* WORK ORDER
No line of the records may be dropped; print them all again exactly.

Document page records
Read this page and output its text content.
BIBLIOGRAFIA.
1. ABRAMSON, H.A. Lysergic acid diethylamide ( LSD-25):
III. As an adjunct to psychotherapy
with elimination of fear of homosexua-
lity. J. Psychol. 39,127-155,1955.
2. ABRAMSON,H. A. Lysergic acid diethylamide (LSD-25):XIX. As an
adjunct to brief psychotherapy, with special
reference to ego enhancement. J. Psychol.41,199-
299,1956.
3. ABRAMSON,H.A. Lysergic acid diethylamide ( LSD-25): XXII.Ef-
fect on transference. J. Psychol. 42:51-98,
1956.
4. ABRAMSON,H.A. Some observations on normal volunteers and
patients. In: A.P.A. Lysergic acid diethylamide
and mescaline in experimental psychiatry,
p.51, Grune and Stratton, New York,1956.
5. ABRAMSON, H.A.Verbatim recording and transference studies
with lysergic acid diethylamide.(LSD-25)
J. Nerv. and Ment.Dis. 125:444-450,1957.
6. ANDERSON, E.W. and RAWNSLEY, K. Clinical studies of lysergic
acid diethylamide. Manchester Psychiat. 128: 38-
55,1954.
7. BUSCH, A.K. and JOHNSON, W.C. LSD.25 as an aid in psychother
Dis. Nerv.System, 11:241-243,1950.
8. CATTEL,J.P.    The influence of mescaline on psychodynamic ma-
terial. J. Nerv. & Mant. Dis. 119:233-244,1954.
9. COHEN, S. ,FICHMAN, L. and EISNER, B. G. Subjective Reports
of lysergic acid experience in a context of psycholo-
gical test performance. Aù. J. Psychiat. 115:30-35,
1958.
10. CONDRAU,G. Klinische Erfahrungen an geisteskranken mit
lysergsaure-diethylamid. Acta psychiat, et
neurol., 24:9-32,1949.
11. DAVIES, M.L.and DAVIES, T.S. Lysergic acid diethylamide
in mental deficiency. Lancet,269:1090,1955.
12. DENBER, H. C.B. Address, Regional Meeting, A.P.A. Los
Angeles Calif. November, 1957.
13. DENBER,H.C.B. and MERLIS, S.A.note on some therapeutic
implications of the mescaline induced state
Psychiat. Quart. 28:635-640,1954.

* EXERCISE SOLUTION
Read this page and output its text content.
BIBLIOGRAFIA.
1. ABRAMSON, H.A. Lysergic acid diethylamide ( LSD-25):
III. As an adjunct to psychotherapy
with elimination of fear of homosexua-
lity. J. Psychol. 39,127-155,1955.
2. ABRAMSON,H. A. Lysergic acid diethylamide (LSD-25):XIX. As an
adjunct to brief psychotherapy, with special
reference to ego enhancement. J. Psychol.41,199-
299,1956.
3. ABRAMSON,H.A. Lysergic acid diethylamide ( LSD-25): XXII.Ef-
fect on transference. J. Psychol. 42:51-98,
1956.
4. ABRAMSON,H.A. Some observations on normal volunteers and
patients. In: A.P.A. Lysergic acid diethylamide
and mescaline in experimental psychiatry,
p.51, Grune and Stratton, New York,1956.
5. ABRAMSON, H.A.Verbatim recording and transference studies
with lysergic acid diethylamide.(LSD-25)
J. Nerv. and Ment.Dis. 125:444-450,1957.
6. ANDERSON, E.W. and RAWNSLEY, K. Clinical studies of lysergic
acid diethylamide. Manchester Psychiat. 128: 38-
55,1954.
7. BUSCH, A.K. and JOHNSON, W.C. LSD.25 as an aid in psychother
Dis. Nerv.System, 11:241-243,1950.
8. CATTEL,J.P.    The influence of mescaline on psychodynamic ma-
terial. J. Nerv. & Mant. Dis. 119:233-244,1954.
9. COHEN, S. ,FICHMAN, L. and EISNER, B. G. Subjective Reports
of lysergic acid experience in a context of psycholo-
gical test performance. Aù. J. Psychiat. 115:30-35,
1958.
10. CONDRAU,G. Klinische Erfahrungen an geisteskranken mit
lysergsaure-diethylamid. Acta psychiat, et
neurol., 24:9-32,1949.
11. DAVIES, M.L.and DAVIES, T.S. Lysergic acid diethylamide
in mental deficiency. Lancet,269:1090,1955.
12. DENBER, H. C.B. Address, Regional Meeting, A.P.A. Los
Angeles Calif. November, 1957.
13. DENBER,H.C.B. and MERLIS, S.A.note on some therapeutic
implications of the mescaline induced state
Psychiat. Quart. 28:635-640,1954.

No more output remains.